## Material provided

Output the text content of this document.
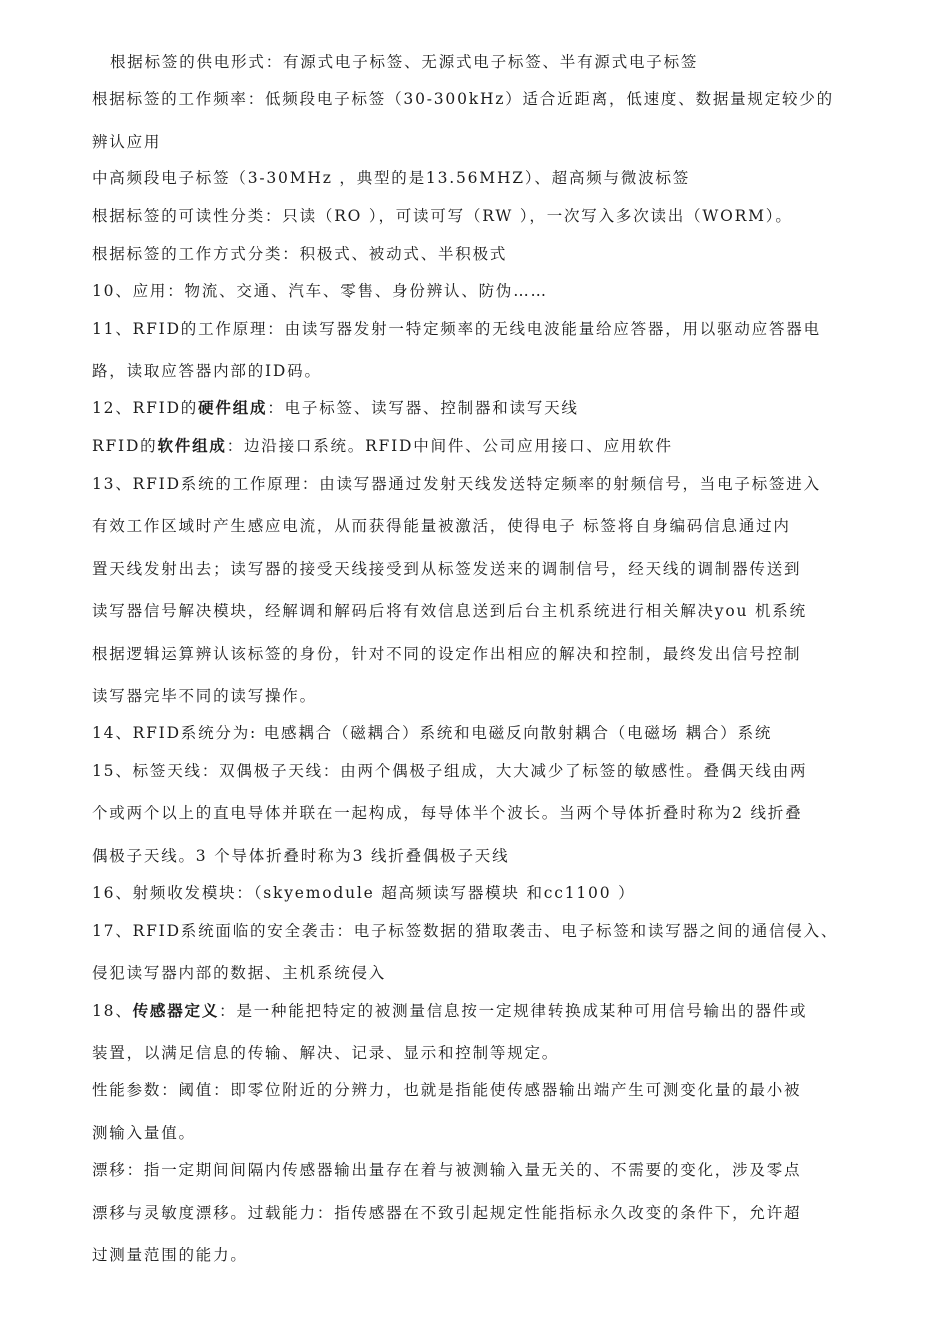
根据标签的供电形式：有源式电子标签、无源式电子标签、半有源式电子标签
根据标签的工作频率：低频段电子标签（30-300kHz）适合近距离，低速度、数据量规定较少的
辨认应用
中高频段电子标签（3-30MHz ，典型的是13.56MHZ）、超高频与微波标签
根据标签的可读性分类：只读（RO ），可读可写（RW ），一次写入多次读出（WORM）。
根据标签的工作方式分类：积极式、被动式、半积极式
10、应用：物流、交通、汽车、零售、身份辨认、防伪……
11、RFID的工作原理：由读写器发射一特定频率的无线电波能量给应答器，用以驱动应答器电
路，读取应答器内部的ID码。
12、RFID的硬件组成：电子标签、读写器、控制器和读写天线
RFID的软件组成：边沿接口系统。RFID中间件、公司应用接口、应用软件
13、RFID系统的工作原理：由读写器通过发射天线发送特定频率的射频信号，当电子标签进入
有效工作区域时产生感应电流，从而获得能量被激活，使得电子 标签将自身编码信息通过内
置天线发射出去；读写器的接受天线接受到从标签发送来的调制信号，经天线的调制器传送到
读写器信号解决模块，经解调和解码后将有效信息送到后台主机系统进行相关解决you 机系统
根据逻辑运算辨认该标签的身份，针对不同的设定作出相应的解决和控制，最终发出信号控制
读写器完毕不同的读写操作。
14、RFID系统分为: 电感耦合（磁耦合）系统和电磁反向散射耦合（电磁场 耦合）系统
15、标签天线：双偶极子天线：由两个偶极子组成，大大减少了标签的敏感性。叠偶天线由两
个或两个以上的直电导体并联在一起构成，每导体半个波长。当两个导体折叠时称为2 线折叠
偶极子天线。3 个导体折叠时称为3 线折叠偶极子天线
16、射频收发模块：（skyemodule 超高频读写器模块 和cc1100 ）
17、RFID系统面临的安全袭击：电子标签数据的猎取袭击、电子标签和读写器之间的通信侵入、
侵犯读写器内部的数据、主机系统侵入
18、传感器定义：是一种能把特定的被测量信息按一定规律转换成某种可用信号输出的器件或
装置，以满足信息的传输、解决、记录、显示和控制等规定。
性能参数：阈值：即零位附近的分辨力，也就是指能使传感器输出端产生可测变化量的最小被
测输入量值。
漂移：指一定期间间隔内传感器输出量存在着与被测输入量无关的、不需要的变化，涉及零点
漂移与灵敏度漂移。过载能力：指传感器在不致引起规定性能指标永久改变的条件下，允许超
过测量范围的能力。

## Description of the task
Copy out all the data without changing anything, and drop the pictures.

## Complete answer
Output the text content of this document.
根据标签的供电形式：有源式电子标签、无源式电子标签、半有源式电子标签
根据标签的工作频率：低频段电子标签（30-300kHz）适合近距离，低速度、数据量规定较少的
辨认应用
中高频段电子标签（3-30MHz ，典型的是13.56MHZ）、超高频与微波标签
根据标签的可读性分类：只读（RO ），可读可写（RW ），一次写入多次读出（WORM）。
根据标签的工作方式分类：积极式、被动式、半积极式
10、应用：物流、交通、汽车、零售、身份辨认、防伪……
11、RFID的工作原理：由读写器发射一特定频率的无线电波能量给应答器，用以驱动应答器电
路，读取应答器内部的ID码。
12、RFID的硬件组成：电子标签、读写器、控制器和读写天线
RFID的软件组成：边沿接口系统。RFID中间件、公司应用接口、应用软件
13、RFID系统的工作原理：由读写器通过发射天线发送特定频率的射频信号，当电子标签进入
有效工作区域时产生感应电流，从而获得能量被激活，使得电子 标签将自身编码信息通过内
置天线发射出去；读写器的接受天线接受到从标签发送来的调制信号，经天线的调制器传送到
读写器信号解决模块，经解调和解码后将有效信息送到后台主机系统进行相关解决you 机系统
根据逻辑运算辨认该标签的身份，针对不同的设定作出相应的解决和控制，最终发出信号控制
读写器完毕不同的读写操作。
14、RFID系统分为: 电感耦合（磁耦合）系统和电磁反向散射耦合（电磁场 耦合）系统
15、标签天线：双偶极子天线：由两个偶极子组成，大大减少了标签的敏感性。叠偶天线由两
个或两个以上的直电导体并联在一起构成，每导体半个波长。当两个导体折叠时称为2 线折叠
偶极子天线。3 个导体折叠时称为3 线折叠偶极子天线
16、射频收发模块：（skyemodule 超高频读写器模块 和cc1100 ）
17、RFID系统面临的安全袭击：电子标签数据的猎取袭击、电子标签和读写器之间的通信侵入、
侵犯读写器内部的数据、主机系统侵入
18、传感器定义：是一种能把特定的被测量信息按一定规律转换成某种可用信号输出的器件或
装置，以满足信息的传输、解决、记录、显示和控制等规定。
性能参数：阈值：即零位附近的分辨力，也就是指能使传感器输出端产生可测变化量的最小被
测输入量值。
漂移：指一定期间间隔内传感器输出量存在着与被测输入量无关的、不需要的变化，涉及零点
漂移与灵敏度漂移。过载能力：指传感器在不致引起规定性能指标永久改变的条件下，允许超
过测量范围的能力。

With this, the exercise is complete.